> **Provided data**:
·····

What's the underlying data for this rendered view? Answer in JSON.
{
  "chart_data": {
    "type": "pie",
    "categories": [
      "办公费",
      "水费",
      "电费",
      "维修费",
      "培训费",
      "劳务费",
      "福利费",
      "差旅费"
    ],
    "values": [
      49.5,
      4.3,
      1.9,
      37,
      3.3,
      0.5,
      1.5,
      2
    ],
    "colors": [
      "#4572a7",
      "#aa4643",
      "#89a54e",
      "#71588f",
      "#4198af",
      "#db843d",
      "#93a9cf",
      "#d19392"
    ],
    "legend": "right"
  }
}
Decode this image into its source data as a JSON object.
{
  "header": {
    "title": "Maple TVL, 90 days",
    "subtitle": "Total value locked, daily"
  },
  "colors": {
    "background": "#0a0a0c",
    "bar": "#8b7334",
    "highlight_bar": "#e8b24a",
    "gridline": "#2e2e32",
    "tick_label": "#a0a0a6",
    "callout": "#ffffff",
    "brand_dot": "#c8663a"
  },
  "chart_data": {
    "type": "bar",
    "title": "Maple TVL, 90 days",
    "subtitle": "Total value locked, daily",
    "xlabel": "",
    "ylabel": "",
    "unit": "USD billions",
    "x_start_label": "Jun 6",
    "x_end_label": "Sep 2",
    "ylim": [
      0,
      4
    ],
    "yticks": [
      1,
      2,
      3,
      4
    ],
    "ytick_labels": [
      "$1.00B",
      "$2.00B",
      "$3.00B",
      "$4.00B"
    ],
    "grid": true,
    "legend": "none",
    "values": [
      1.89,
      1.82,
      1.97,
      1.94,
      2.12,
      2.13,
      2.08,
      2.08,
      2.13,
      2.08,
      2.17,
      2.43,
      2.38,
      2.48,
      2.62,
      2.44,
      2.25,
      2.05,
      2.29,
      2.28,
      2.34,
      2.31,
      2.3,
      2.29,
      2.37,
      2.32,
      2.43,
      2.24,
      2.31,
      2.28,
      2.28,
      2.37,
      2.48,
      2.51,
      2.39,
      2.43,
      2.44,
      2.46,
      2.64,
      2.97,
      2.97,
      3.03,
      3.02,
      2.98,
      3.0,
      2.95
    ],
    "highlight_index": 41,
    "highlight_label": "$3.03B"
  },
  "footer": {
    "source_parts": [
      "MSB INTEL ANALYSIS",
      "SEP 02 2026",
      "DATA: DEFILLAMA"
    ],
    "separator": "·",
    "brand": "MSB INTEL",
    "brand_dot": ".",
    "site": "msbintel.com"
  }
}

·····

> **Aim**:
Scan the data for the word "daily" and copy every line where it shows up.

> **Completed task**:
    "subtitle": "Total value locked, daily"
    "subtitle": "Total value locked, daily",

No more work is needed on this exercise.